Required work:
Write every record out again exactly, and keep images out of it.

[Rows from a dataset]
________
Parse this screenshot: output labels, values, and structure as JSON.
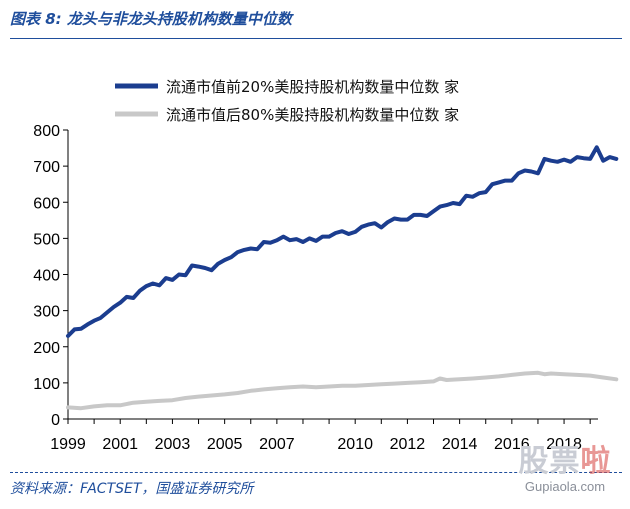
{
  "figure": {
    "title": "图表 8:  龙头与非龙头持股机构数量中位数",
    "source": "资料来源：FACTSET，国盛证券研究所",
    "watermark": {
      "text_a": "股票",
      "text_b": "啦",
      "url": "Gupiaola.com"
    }
  },
  "colors": {
    "series1": "#1b3d8f",
    "series2": "#c8c8c8",
    "brand": "#1f4e9c"
  },
  "chart_data": {
    "type": "line",
    "title": "",
    "xlabel": "",
    "ylabel": "",
    "ylim": [
      0,
      800
    ],
    "yticks": [
      0,
      100,
      200,
      300,
      400,
      500,
      600,
      700,
      800
    ],
    "xlim": [
      1999,
      2019.3
    ],
    "xticks": [
      1999,
      2001,
      2003,
      2005,
      2007,
      2010,
      2012,
      2014,
      2016,
      2018
    ],
    "grid": false,
    "legend_position": "top",
    "series": [
      {
        "name": "流通市值前20%美股持股机构数量中位数 家",
        "points": [
          [
            1999.0,
            230
          ],
          [
            1999.25,
            248
          ],
          [
            1999.5,
            250
          ],
          [
            1999.75,
            262
          ],
          [
            2000.0,
            272
          ],
          [
            2000.25,
            280
          ],
          [
            2000.5,
            295
          ],
          [
            2000.75,
            310
          ],
          [
            2001.0,
            322
          ],
          [
            2001.25,
            338
          ],
          [
            2001.5,
            335
          ],
          [
            2001.75,
            355
          ],
          [
            2002.0,
            368
          ],
          [
            2002.25,
            375
          ],
          [
            2002.5,
            370
          ],
          [
            2002.75,
            390
          ],
          [
            2003.0,
            385
          ],
          [
            2003.25,
            400
          ],
          [
            2003.5,
            398
          ],
          [
            2003.75,
            425
          ],
          [
            2004.0,
            422
          ],
          [
            2004.25,
            418
          ],
          [
            2004.5,
            412
          ],
          [
            2004.75,
            430
          ],
          [
            2005.0,
            440
          ],
          [
            2005.25,
            448
          ],
          [
            2005.5,
            462
          ],
          [
            2005.75,
            468
          ],
          [
            2006.0,
            472
          ],
          [
            2006.25,
            470
          ],
          [
            2006.5,
            490
          ],
          [
            2006.75,
            488
          ],
          [
            2007.0,
            495
          ],
          [
            2007.25,
            505
          ],
          [
            2007.5,
            495
          ],
          [
            2007.75,
            498
          ],
          [
            2008.0,
            490
          ],
          [
            2008.25,
            500
          ],
          [
            2008.5,
            493
          ],
          [
            2008.75,
            505
          ],
          [
            2009.0,
            505
          ],
          [
            2009.25,
            515
          ],
          [
            2009.5,
            520
          ],
          [
            2009.75,
            512
          ],
          [
            2010.0,
            518
          ],
          [
            2010.25,
            532
          ],
          [
            2010.5,
            538
          ],
          [
            2010.75,
            542
          ],
          [
            2011.0,
            530
          ],
          [
            2011.25,
            545
          ],
          [
            2011.5,
            555
          ],
          [
            2011.75,
            552
          ],
          [
            2012.0,
            552
          ],
          [
            2012.25,
            565
          ],
          [
            2012.5,
            565
          ],
          [
            2012.75,
            562
          ],
          [
            2013.0,
            575
          ],
          [
            2013.25,
            588
          ],
          [
            2013.5,
            592
          ],
          [
            2013.75,
            598
          ],
          [
            2014.0,
            595
          ],
          [
            2014.25,
            618
          ],
          [
            2014.5,
            615
          ],
          [
            2014.75,
            625
          ],
          [
            2015.0,
            628
          ],
          [
            2015.25,
            650
          ],
          [
            2015.5,
            655
          ],
          [
            2015.75,
            660
          ],
          [
            2016.0,
            660
          ],
          [
            2016.25,
            680
          ],
          [
            2016.5,
            688
          ],
          [
            2016.75,
            685
          ],
          [
            2017.0,
            680
          ],
          [
            2017.25,
            720
          ],
          [
            2017.5,
            715
          ],
          [
            2017.75,
            712
          ],
          [
            2018.0,
            718
          ],
          [
            2018.25,
            712
          ],
          [
            2018.5,
            725
          ],
          [
            2018.75,
            722
          ],
          [
            2019.0,
            720
          ],
          [
            2019.25,
            752
          ],
          [
            2019.5,
            715
          ],
          [
            2019.75,
            725
          ],
          [
            2020.0,
            720
          ]
        ]
      },
      {
        "name": "流通市值后80%美股持股机构数量中位数 家",
        "points": [
          [
            1999.0,
            32
          ],
          [
            1999.5,
            30
          ],
          [
            2000.0,
            35
          ],
          [
            2000.5,
            38
          ],
          [
            2001.0,
            38
          ],
          [
            2001.5,
            45
          ],
          [
            2002.0,
            48
          ],
          [
            2002.5,
            50
          ],
          [
            2003.0,
            52
          ],
          [
            2003.5,
            58
          ],
          [
            2004.0,
            62
          ],
          [
            2004.5,
            65
          ],
          [
            2005.0,
            68
          ],
          [
            2005.5,
            72
          ],
          [
            2006.0,
            78
          ],
          [
            2006.5,
            82
          ],
          [
            2007.0,
            85
          ],
          [
            2007.5,
            88
          ],
          [
            2008.0,
            90
          ],
          [
            2008.5,
            88
          ],
          [
            2009.0,
            90
          ],
          [
            2009.5,
            92
          ],
          [
            2010.0,
            92
          ],
          [
            2010.5,
            94
          ],
          [
            2011.0,
            96
          ],
          [
            2011.5,
            98
          ],
          [
            2012.0,
            100
          ],
          [
            2012.5,
            102
          ],
          [
            2013.0,
            104
          ],
          [
            2013.25,
            112
          ],
          [
            2013.5,
            108
          ],
          [
            2014.0,
            110
          ],
          [
            2014.5,
            112
          ],
          [
            2015.0,
            115
          ],
          [
            2015.5,
            118
          ],
          [
            2016.0,
            122
          ],
          [
            2016.5,
            126
          ],
          [
            2017.0,
            128
          ],
          [
            2017.25,
            124
          ],
          [
            2017.5,
            126
          ],
          [
            2018.0,
            124
          ],
          [
            2018.5,
            122
          ],
          [
            2019.0,
            120
          ],
          [
            2019.5,
            115
          ],
          [
            2020.0,
            110
          ]
        ]
      }
    ]
  }
}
________
Task response:
Parse this screenshot: output labels, values, and structure as JSON.
{
  "figure": {
    "title": "图表 8:  龙头与非龙头持股机构数量中位数",
    "source": "资料来源：FACTSET，国盛证券研究所",
    "watermark": {
      "text_a": "股票",
      "text_b": "啦",
      "url": "Gupiaola.com"
    }
  },
  "colors": {
    "series1": "#1b3d8f",
    "series2": "#c8c8c8",
    "brand": "#1f4e9c"
  },
  "chart_data": {
    "type": "line",
    "title": "",
    "xlabel": "",
    "ylabel": "",
    "ylim": [
      0,
      800
    ],
    "yticks": [
      0,
      100,
      200,
      300,
      400,
      500,
      600,
      700,
      800
    ],
    "xlim": [
      1999,
      2019.3
    ],
    "xticks": [
      1999,
      2001,
      2003,
      2005,
      2007,
      2010,
      2012,
      2014,
      2016,
      2018
    ],
    "grid": false,
    "legend_position": "top",
    "series": [
      {
        "name": "流通市值前20%美股持股机构数量中位数 家",
        "points": [
          [
            1999.0,
            230
          ],
          [
            1999.25,
            248
          ],
          [
            1999.5,
            250
          ],
          [
            1999.75,
            262
          ],
          [
            2000.0,
            272
          ],
          [
            2000.25,
            280
          ],
          [
            2000.5,
            295
          ],
          [
            2000.75,
            310
          ],
          [
            2001.0,
            322
          ],
          [
            2001.25,
            338
          ],
          [
            2001.5,
            335
          ],
          [
            2001.75,
            355
          ],
          [
            2002.0,
            368
          ],
          [
            2002.25,
            375
          ],
          [
            2002.5,
            370
          ],
          [
            2002.75,
            390
          ],
          [
            2003.0,
            385
          ],
          [
            2003.25,
            400
          ],
          [
            2003.5,
            398
          ],
          [
            2003.75,
            425
          ],
          [
            2004.0,
            422
          ],
          [
            2004.25,
            418
          ],
          [
            2004.5,
            412
          ],
          [
            2004.75,
            430
          ],
          [
            2005.0,
            440
          ],
          [
            2005.25,
            448
          ],
          [
            2005.5,
            462
          ],
          [
            2005.75,
            468
          ],
          [
            2006.0,
            472
          ],
          [
            2006.25,
            470
          ],
          [
            2006.5,
            490
          ],
          [
            2006.75,
            488
          ],
          [
            2007.0,
            495
          ],
          [
            2007.25,
            505
          ],
          [
            2007.5,
            495
          ],
          [
            2007.75,
            498
          ],
          [
            2008.0,
            490
          ],
          [
            2008.25,
            500
          ],
          [
            2008.5,
            493
          ],
          [
            2008.75,
            505
          ],
          [
            2009.0,
            505
          ],
          [
            2009.25,
            515
          ],
          [
            2009.5,
            520
          ],
          [
            2009.75,
            512
          ],
          [
            2010.0,
            518
          ],
          [
            2010.25,
            532
          ],
          [
            2010.5,
            538
          ],
          [
            2010.75,
            542
          ],
          [
            2011.0,
            530
          ],
          [
            2011.25,
            545
          ],
          [
            2011.5,
            555
          ],
          [
            2011.75,
            552
          ],
          [
            2012.0,
            552
          ],
          [
            2012.25,
            565
          ],
          [
            2012.5,
            565
          ],
          [
            2012.75,
            562
          ],
          [
            2013.0,
            575
          ],
          [
            2013.25,
            588
          ],
          [
            2013.5,
            592
          ],
          [
            2013.75,
            598
          ],
          [
            2014.0,
            595
          ],
          [
            2014.25,
            618
          ],
          [
            2014.5,
            615
          ],
          [
            2014.75,
            625
          ],
          [
            2015.0,
            628
          ],
          [
            2015.25,
            650
          ],
          [
            2015.5,
            655
          ],
          [
            2015.75,
            660
          ],
          [
            2016.0,
            660
          ],
          [
            2016.25,
            680
          ],
          [
            2016.5,
            688
          ],
          [
            2016.75,
            685
          ],
          [
            2017.0,
            680
          ],
          [
            2017.25,
            720
          ],
          [
            2017.5,
            715
          ],
          [
            2017.75,
            712
          ],
          [
            2018.0,
            718
          ],
          [
            2018.25,
            712
          ],
          [
            2018.5,
            725
          ],
          [
            2018.75,
            722
          ],
          [
            2019.0,
            720
          ],
          [
            2019.25,
            752
          ],
          [
            2019.5,
            715
          ],
          [
            2019.75,
            725
          ],
          [
            2020.0,
            720
          ]
        ]
      },
      {
        "name": "流通市值后80%美股持股机构数量中位数 家",
        "points": [
          [
            1999.0,
            32
          ],
          [
            1999.5,
            30
          ],
          [
            2000.0,
            35
          ],
          [
            2000.5,
            38
          ],
          [
            2001.0,
            38
          ],
          [
            2001.5,
            45
          ],
          [
            2002.0,
            48
          ],
          [
            2002.5,
            50
          ],
          [
            2003.0,
            52
          ],
          [
            2003.5,
            58
          ],
          [
            2004.0,
            62
          ],
          [
            2004.5,
            65
          ],
          [
            2005.0,
            68
          ],
          [
            2005.5,
            72
          ],
          [
            2006.0,
            78
          ],
          [
            2006.5,
            82
          ],
          [
            2007.0,
            85
          ],
          [
            2007.5,
            88
          ],
          [
            2008.0,
            90
          ],
          [
            2008.5,
            88
          ],
          [
            2009.0,
            90
          ],
          [
            2009.5,
            92
          ],
          [
            2010.0,
            92
          ],
          [
            2010.5,
            94
          ],
          [
            2011.0,
            96
          ],
          [
            2011.5,
            98
          ],
          [
            2012.0,
            100
          ],
          [
            2012.5,
            102
          ],
          [
            2013.0,
            104
          ],
          [
            2013.25,
            112
          ],
          [
            2013.5,
            108
          ],
          [
            2014.0,
            110
          ],
          [
            2014.5,
            112
          ],
          [
            2015.0,
            115
          ],
          [
            2015.5,
            118
          ],
          [
            2016.0,
            122
          ],
          [
            2016.5,
            126
          ],
          [
            2017.0,
            128
          ],
          [
            2017.25,
            124
          ],
          [
            2017.5,
            126
          ],
          [
            2018.0,
            124
          ],
          [
            2018.5,
            122
          ],
          [
            2019.0,
            120
          ],
          [
            2019.5,
            115
          ],
          [
            2020.0,
            110
          ]
        ]
      }
    ]
  }
}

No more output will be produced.